[Exercise task]:
Copy each line that contains the string "Responses".
____
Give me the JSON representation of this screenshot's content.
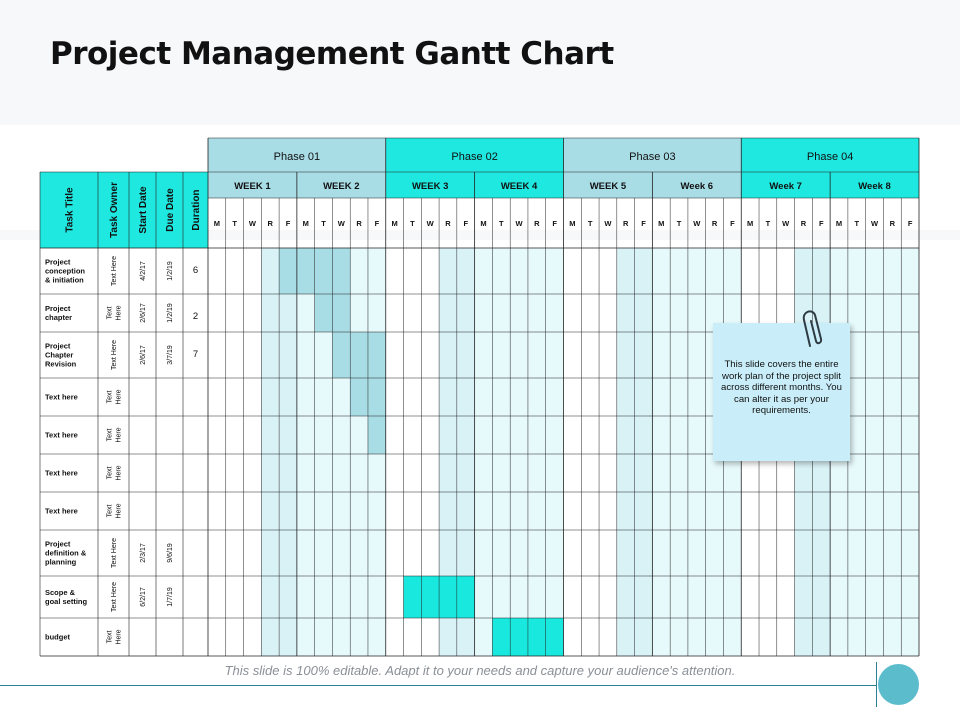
{
  "title": "Project Management Gantt Chart",
  "colors": {
    "phase_light": "#a9dde6",
    "phase_bright": "#1fe8e0",
    "col_light": "#d9f2f6",
    "col_dark": "#e6f9fb",
    "bar_light": "#a9dde6",
    "bar_bright": "#19e8de",
    "grid": "#222222",
    "note": "#c9eef9"
  },
  "header": {
    "task_title": "Task Title",
    "task_owner": "Task Owner",
    "start_date": "Start Date",
    "due_date": "Due Date",
    "duration": "Duration"
  },
  "phases": [
    {
      "label": "Phase 01",
      "style": "light"
    },
    {
      "label": "Phase 02",
      "style": "bright"
    },
    {
      "label": "Phase 03",
      "style": "light"
    },
    {
      "label": "Phase 04",
      "style": "bright"
    }
  ],
  "weeks": [
    "WEEK 1",
    "WEEK 2",
    "WEEK 3",
    "WEEK 4",
    "WEEK 5",
    "Week 6",
    "Week 7",
    "Week 8"
  ],
  "days": [
    "M",
    "T",
    "W",
    "R",
    "F"
  ],
  "tasks": [
    {
      "title": [
        "Project",
        "conception",
        "& initiation"
      ],
      "owner": [
        "Text Here"
      ],
      "start": "4/2/17",
      "due": "1/2/19",
      "duration": "6",
      "bar": {
        "start_day": 4,
        "end_day": 8,
        "style": "light"
      }
    },
    {
      "title": [
        "Project",
        "chapter"
      ],
      "owner": [
        "Text",
        "Here"
      ],
      "start": "2/6/17",
      "due": "1/2/19",
      "duration": "2",
      "bar": {
        "start_day": 6,
        "end_day": 8,
        "style": "light"
      }
    },
    {
      "title": [
        "Project",
        "Chapter",
        "Revision"
      ],
      "owner": [
        "Text Here"
      ],
      "start": "2/6/17",
      "due": "3/7/19",
      "duration": "7",
      "bar": {
        "start_day": 7,
        "end_day": 10,
        "style": "light"
      }
    },
    {
      "title": [
        "Text here"
      ],
      "owner": [
        "Text",
        "Here"
      ],
      "start": "",
      "due": "",
      "duration": "",
      "bar": {
        "start_day": 8,
        "end_day": 10,
        "style": "light"
      }
    },
    {
      "title": [
        "Text here"
      ],
      "owner": [
        "Text",
        "Here"
      ],
      "start": "",
      "due": "",
      "duration": "",
      "bar": {
        "start_day": 9,
        "end_day": 10,
        "style": "light"
      }
    },
    {
      "title": [
        "Text here"
      ],
      "owner": [
        "Text",
        "Here"
      ],
      "start": "",
      "due": "",
      "duration": "",
      "bar": null
    },
    {
      "title": [
        "Text here"
      ],
      "owner": [
        "Text",
        "Here"
      ],
      "start": "",
      "due": "",
      "duration": "",
      "bar": null
    },
    {
      "title": [
        "Project",
        "definition &",
        "planning"
      ],
      "owner": [
        "Text Here"
      ],
      "start": "2/3/17",
      "due": "9/6/19",
      "duration": "",
      "bar": null
    },
    {
      "title": [
        "Scope &",
        "goal setting"
      ],
      "owner": [
        "Text Here"
      ],
      "start": "6/2/17",
      "due": "1/7/19",
      "duration": "",
      "bar": {
        "start_day": 11,
        "end_day": 15,
        "style": "bright"
      }
    },
    {
      "title": [
        "budget"
      ],
      "owner": [
        "Text",
        "Here"
      ],
      "start": "",
      "due": "",
      "duration": "",
      "bar": {
        "start_day": 16,
        "end_day": 20,
        "style": "bright"
      }
    }
  ],
  "note": {
    "text": "This slide covers the entire work plan of the project split across different months. You can alter it as per your requirements.",
    "icon": "paperclip-icon"
  },
  "footer": {
    "text": "This slide is 100% editable. Adapt it to your needs and capture your audience's attention."
  }
}
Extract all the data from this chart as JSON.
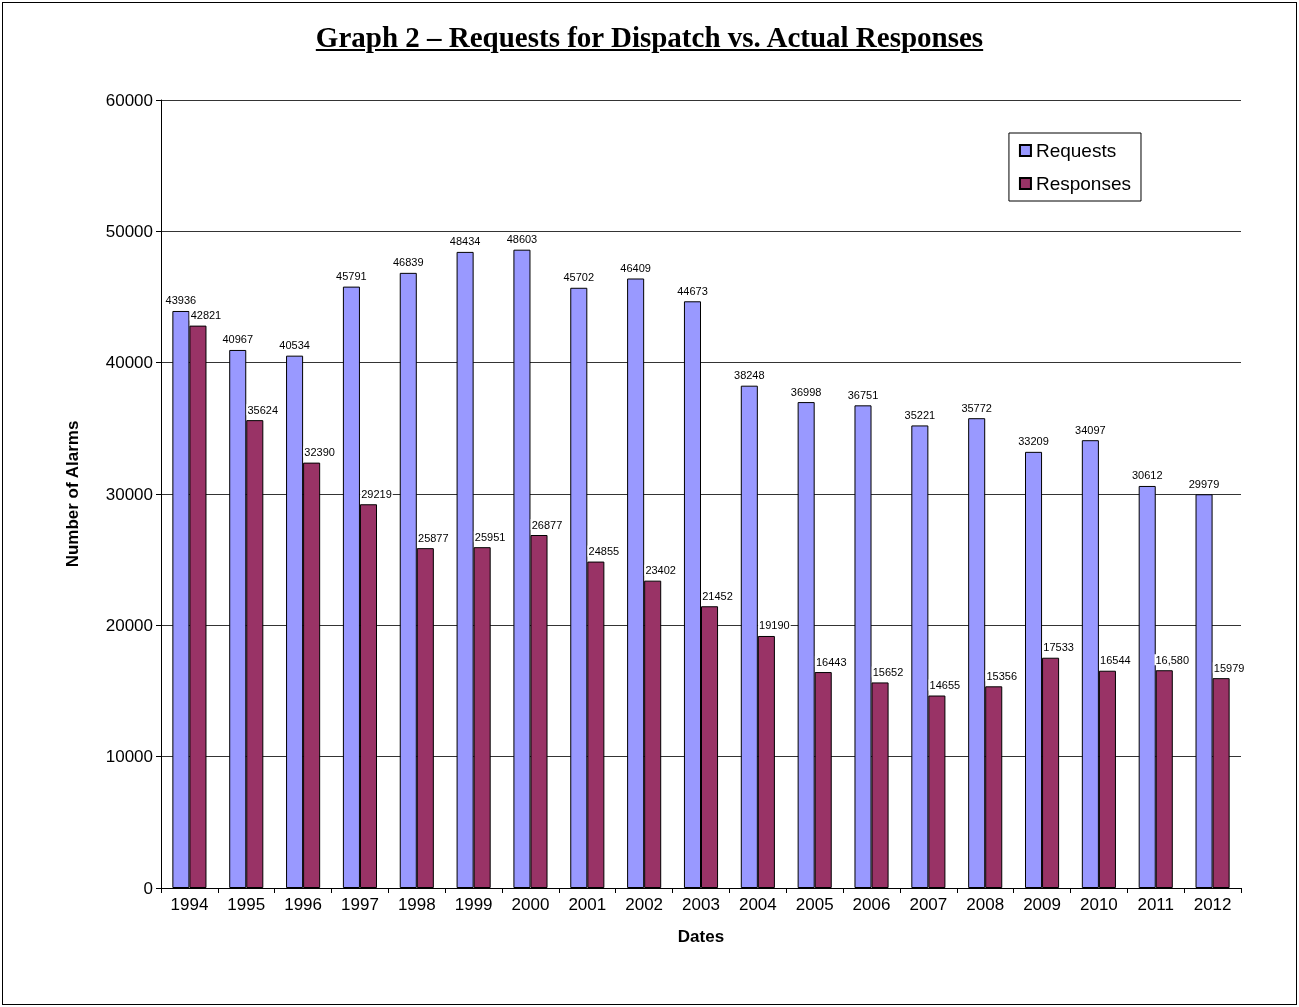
{
  "chart_data": {
    "type": "bar",
    "title": "Graph 2 – Requests for Dispatch vs. Actual Responses",
    "xlabel": "Dates",
    "ylabel": "Number of Alarms",
    "categories": [
      "1994",
      "1995",
      "1996",
      "1997",
      "1998",
      "1999",
      "2000",
      "2001",
      "2002",
      "2003",
      "2004",
      "2005",
      "2006",
      "2007",
      "2008",
      "2009",
      "2010",
      "2011",
      "2012"
    ],
    "series": [
      {
        "name": "Requests",
        "color": "#9999ff",
        "values": [
          43936,
          40967,
          40534,
          45791,
          46839,
          48434,
          48603,
          45702,
          46409,
          44673,
          38248,
          36998,
          36751,
          35221,
          35772,
          33209,
          34097,
          30612,
          29979
        ],
        "value_labels": [
          "43936",
          "40967",
          "40534",
          "45791",
          "46839",
          "48434",
          "48603",
          "45702",
          "46409",
          "44673",
          "38248",
          "36998",
          "36751",
          "35221",
          "35772",
          "33209",
          "34097",
          "30612",
          "29979"
        ]
      },
      {
        "name": "Responses",
        "color": "#993366",
        "values": [
          42821,
          35624,
          32390,
          29219,
          25877,
          25951,
          26877,
          24855,
          23402,
          21452,
          19190,
          16443,
          15652,
          14655,
          15356,
          17533,
          16544,
          16580,
          15979
        ],
        "value_labels": [
          "42821",
          "35624",
          "32390",
          "29219",
          "25877",
          "25951",
          "26877",
          "24855",
          "23402",
          "21452",
          "19190",
          "16443",
          "15652",
          "14655",
          "15356",
          "17533",
          "16544",
          "16,580",
          "15979"
        ]
      }
    ],
    "ylim": [
      0,
      60000
    ],
    "yticks": [
      0,
      10000,
      20000,
      30000,
      40000,
      50000,
      60000
    ],
    "grid": "y",
    "legend": "top right"
  }
}
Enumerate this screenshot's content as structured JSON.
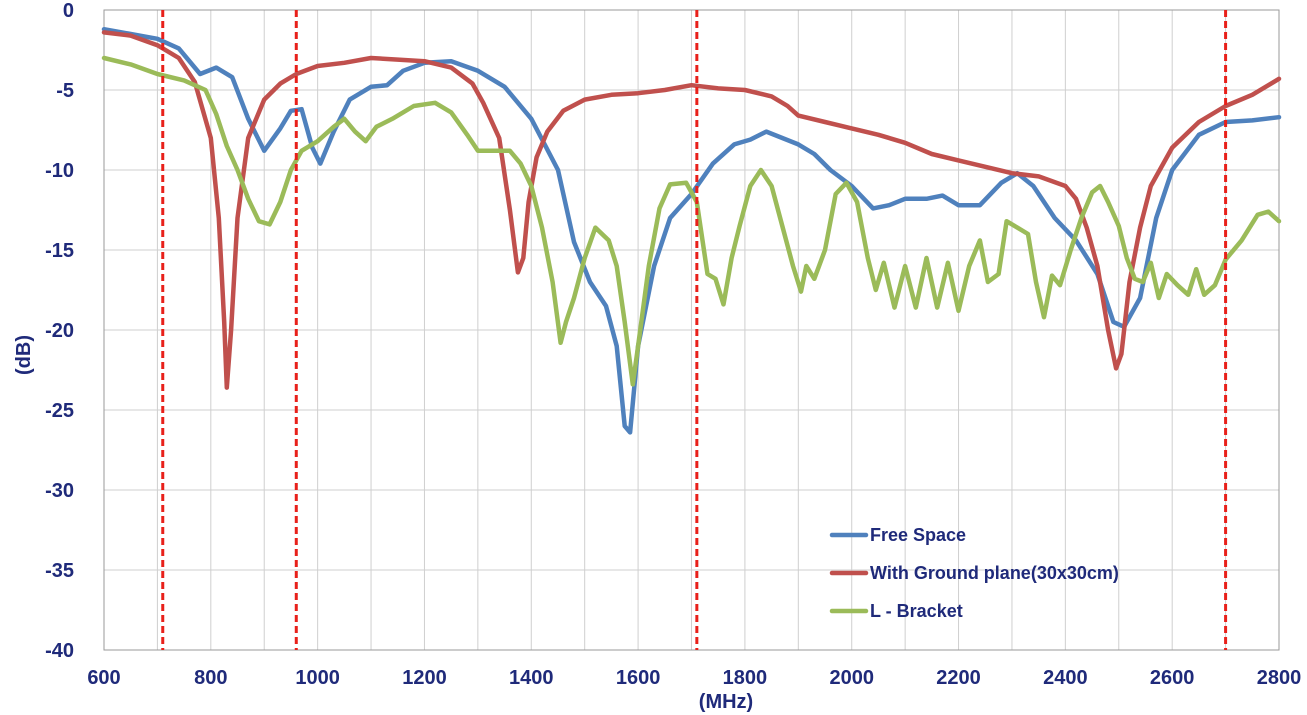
{
  "chart_data": {
    "type": "line",
    "xlabel": "(MHz)",
    "ylabel": "(dB)",
    "xlim": [
      600,
      2800
    ],
    "ylim": [
      -40,
      0
    ],
    "x_ticks": [
      "600",
      "800",
      "1000",
      "1200",
      "1400",
      "1600",
      "1800",
      "2000",
      "2200",
      "2400",
      "2600",
      "2800"
    ],
    "y_ticks": [
      "0",
      "-5",
      "-10",
      "-15",
      "-20",
      "-25",
      "-30",
      "-35",
      "-40"
    ],
    "grid": true,
    "legend_position": "bottom-right",
    "reference_lines_x": [
      710,
      960,
      1710,
      2700
    ],
    "reference_line_color": "#e8201a",
    "series": [
      {
        "name": "Free Space",
        "color": "#4f81bd",
        "points": [
          [
            600,
            -1.2
          ],
          [
            650,
            -1.5
          ],
          [
            700,
            -1.8
          ],
          [
            740,
            -2.4
          ],
          [
            780,
            -4.0
          ],
          [
            810,
            -3.6
          ],
          [
            840,
            -4.2
          ],
          [
            870,
            -6.8
          ],
          [
            900,
            -8.8
          ],
          [
            930,
            -7.4
          ],
          [
            950,
            -6.3
          ],
          [
            970,
            -6.2
          ],
          [
            990,
            -8.6
          ],
          [
            1005,
            -9.6
          ],
          [
            1030,
            -7.6
          ],
          [
            1060,
            -5.6
          ],
          [
            1100,
            -4.8
          ],
          [
            1130,
            -4.7
          ],
          [
            1160,
            -3.8
          ],
          [
            1200,
            -3.3
          ],
          [
            1250,
            -3.2
          ],
          [
            1300,
            -3.8
          ],
          [
            1350,
            -4.8
          ],
          [
            1400,
            -6.8
          ],
          [
            1450,
            -10.0
          ],
          [
            1480,
            -14.5
          ],
          [
            1510,
            -17.0
          ],
          [
            1540,
            -18.5
          ],
          [
            1560,
            -21.0
          ],
          [
            1575,
            -26.0
          ],
          [
            1585,
            -26.4
          ],
          [
            1600,
            -21.0
          ],
          [
            1630,
            -16.0
          ],
          [
            1660,
            -13.0
          ],
          [
            1700,
            -11.5
          ],
          [
            1740,
            -9.6
          ],
          [
            1780,
            -8.4
          ],
          [
            1810,
            -8.1
          ],
          [
            1840,
            -7.6
          ],
          [
            1870,
            -8.0
          ],
          [
            1900,
            -8.4
          ],
          [
            1930,
            -9.0
          ],
          [
            1960,
            -10.0
          ],
          [
            2000,
            -11.0
          ],
          [
            2040,
            -12.4
          ],
          [
            2070,
            -12.2
          ],
          [
            2100,
            -11.8
          ],
          [
            2140,
            -11.8
          ],
          [
            2170,
            -11.6
          ],
          [
            2200,
            -12.2
          ],
          [
            2240,
            -12.2
          ],
          [
            2280,
            -10.8
          ],
          [
            2310,
            -10.2
          ],
          [
            2340,
            -11.0
          ],
          [
            2380,
            -13.0
          ],
          [
            2420,
            -14.4
          ],
          [
            2460,
            -16.5
          ],
          [
            2490,
            -19.5
          ],
          [
            2510,
            -19.8
          ],
          [
            2540,
            -18.0
          ],
          [
            2570,
            -13.0
          ],
          [
            2600,
            -10.0
          ],
          [
            2650,
            -7.8
          ],
          [
            2700,
            -7.0
          ],
          [
            2750,
            -6.9
          ],
          [
            2800,
            -6.7
          ]
        ]
      },
      {
        "name": "With Ground plane(30x30cm)",
        "color": "#c0504d",
        "points": [
          [
            600,
            -1.4
          ],
          [
            650,
            -1.6
          ],
          [
            700,
            -2.2
          ],
          [
            740,
            -3.0
          ],
          [
            770,
            -4.5
          ],
          [
            800,
            -8.0
          ],
          [
            815,
            -13.0
          ],
          [
            825,
            -19.5
          ],
          [
            830,
            -23.6
          ],
          [
            838,
            -20.0
          ],
          [
            850,
            -13.0
          ],
          [
            870,
            -8.0
          ],
          [
            900,
            -5.6
          ],
          [
            930,
            -4.6
          ],
          [
            960,
            -4.0
          ],
          [
            1000,
            -3.5
          ],
          [
            1050,
            -3.3
          ],
          [
            1100,
            -3.0
          ],
          [
            1150,
            -3.1
          ],
          [
            1200,
            -3.2
          ],
          [
            1250,
            -3.6
          ],
          [
            1290,
            -4.6
          ],
          [
            1310,
            -5.8
          ],
          [
            1340,
            -8.0
          ],
          [
            1360,
            -12.5
          ],
          [
            1375,
            -16.4
          ],
          [
            1385,
            -15.5
          ],
          [
            1395,
            -12.0
          ],
          [
            1410,
            -9.2
          ],
          [
            1430,
            -7.6
          ],
          [
            1460,
            -6.3
          ],
          [
            1500,
            -5.6
          ],
          [
            1550,
            -5.3
          ],
          [
            1600,
            -5.2
          ],
          [
            1650,
            -5.0
          ],
          [
            1700,
            -4.7
          ],
          [
            1750,
            -4.9
          ],
          [
            1800,
            -5.0
          ],
          [
            1850,
            -5.4
          ],
          [
            1880,
            -6.0
          ],
          [
            1900,
            -6.6
          ],
          [
            1950,
            -7.0
          ],
          [
            2000,
            -7.4
          ],
          [
            2050,
            -7.8
          ],
          [
            2100,
            -8.3
          ],
          [
            2150,
            -9.0
          ],
          [
            2200,
            -9.4
          ],
          [
            2250,
            -9.8
          ],
          [
            2300,
            -10.2
          ],
          [
            2350,
            -10.4
          ],
          [
            2400,
            -11.0
          ],
          [
            2420,
            -11.8
          ],
          [
            2440,
            -13.6
          ],
          [
            2460,
            -16.0
          ],
          [
            2480,
            -20.0
          ],
          [
            2495,
            -22.4
          ],
          [
            2505,
            -21.5
          ],
          [
            2520,
            -17.0
          ],
          [
            2540,
            -13.6
          ],
          [
            2560,
            -11.0
          ],
          [
            2600,
            -8.6
          ],
          [
            2650,
            -7.0
          ],
          [
            2700,
            -6.0
          ],
          [
            2750,
            -5.3
          ],
          [
            2800,
            -4.3
          ]
        ]
      },
      {
        "name": "L - Bracket",
        "color": "#9bbb59",
        "points": [
          [
            600,
            -3.0
          ],
          [
            650,
            -3.4
          ],
          [
            700,
            -4.0
          ],
          [
            750,
            -4.4
          ],
          [
            790,
            -5.0
          ],
          [
            810,
            -6.5
          ],
          [
            830,
            -8.5
          ],
          [
            850,
            -10.0
          ],
          [
            870,
            -11.8
          ],
          [
            890,
            -13.2
          ],
          [
            910,
            -13.4
          ],
          [
            930,
            -12.0
          ],
          [
            950,
            -10.0
          ],
          [
            970,
            -8.8
          ],
          [
            1000,
            -8.2
          ],
          [
            1030,
            -7.3
          ],
          [
            1050,
            -6.8
          ],
          [
            1070,
            -7.6
          ],
          [
            1090,
            -8.2
          ],
          [
            1110,
            -7.3
          ],
          [
            1140,
            -6.8
          ],
          [
            1180,
            -6.0
          ],
          [
            1220,
            -5.8
          ],
          [
            1250,
            -6.4
          ],
          [
            1280,
            -7.8
          ],
          [
            1300,
            -8.8
          ],
          [
            1330,
            -8.8
          ],
          [
            1360,
            -8.8
          ],
          [
            1380,
            -9.6
          ],
          [
            1400,
            -11.0
          ],
          [
            1420,
            -13.6
          ],
          [
            1440,
            -17.0
          ],
          [
            1455,
            -20.8
          ],
          [
            1465,
            -19.5
          ],
          [
            1480,
            -18.0
          ],
          [
            1500,
            -15.5
          ],
          [
            1520,
            -13.6
          ],
          [
            1545,
            -14.4
          ],
          [
            1560,
            -16.0
          ],
          [
            1575,
            -19.5
          ],
          [
            1590,
            -23.4
          ],
          [
            1600,
            -21.0
          ],
          [
            1620,
            -16.0
          ],
          [
            1640,
            -12.4
          ],
          [
            1660,
            -10.9
          ],
          [
            1690,
            -10.8
          ],
          [
            1710,
            -12.0
          ],
          [
            1730,
            -16.5
          ],
          [
            1745,
            -16.8
          ],
          [
            1760,
            -18.4
          ],
          [
            1775,
            -15.5
          ],
          [
            1790,
            -13.5
          ],
          [
            1810,
            -11.0
          ],
          [
            1830,
            -10.0
          ],
          [
            1850,
            -11.0
          ],
          [
            1870,
            -13.5
          ],
          [
            1890,
            -16.0
          ],
          [
            1905,
            -17.6
          ],
          [
            1915,
            -16.0
          ],
          [
            1930,
            -16.8
          ],
          [
            1950,
            -15.0
          ],
          [
            1970,
            -11.5
          ],
          [
            1990,
            -10.8
          ],
          [
            2010,
            -12.0
          ],
          [
            2030,
            -15.5
          ],
          [
            2045,
            -17.5
          ],
          [
            2060,
            -15.8
          ],
          [
            2080,
            -18.6
          ],
          [
            2100,
            -16.0
          ],
          [
            2120,
            -18.6
          ],
          [
            2140,
            -15.5
          ],
          [
            2160,
            -18.6
          ],
          [
            2180,
            -15.8
          ],
          [
            2200,
            -18.8
          ],
          [
            2220,
            -16.0
          ],
          [
            2240,
            -14.4
          ],
          [
            2255,
            -17.0
          ],
          [
            2275,
            -16.5
          ],
          [
            2290,
            -13.2
          ],
          [
            2310,
            -13.6
          ],
          [
            2330,
            -14.0
          ],
          [
            2345,
            -17.0
          ],
          [
            2360,
            -19.2
          ],
          [
            2375,
            -16.6
          ],
          [
            2390,
            -17.2
          ],
          [
            2410,
            -15.0
          ],
          [
            2430,
            -13.0
          ],
          [
            2450,
            -11.4
          ],
          [
            2465,
            -11.0
          ],
          [
            2480,
            -12.0
          ],
          [
            2500,
            -13.5
          ],
          [
            2515,
            -15.5
          ],
          [
            2530,
            -16.8
          ],
          [
            2545,
            -17.0
          ],
          [
            2560,
            -15.8
          ],
          [
            2575,
            -18.0
          ],
          [
            2590,
            -16.5
          ],
          [
            2610,
            -17.2
          ],
          [
            2630,
            -17.8
          ],
          [
            2645,
            -16.2
          ],
          [
            2660,
            -17.8
          ],
          [
            2680,
            -17.2
          ],
          [
            2700,
            -15.6
          ],
          [
            2730,
            -14.4
          ],
          [
            2760,
            -12.8
          ],
          [
            2780,
            -12.6
          ],
          [
            2800,
            -13.2
          ]
        ]
      }
    ]
  }
}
____
[The result]:
    "title": "Graph 2 – Requests for Dispatch vs. Actual Responses",
        "name": "Responses",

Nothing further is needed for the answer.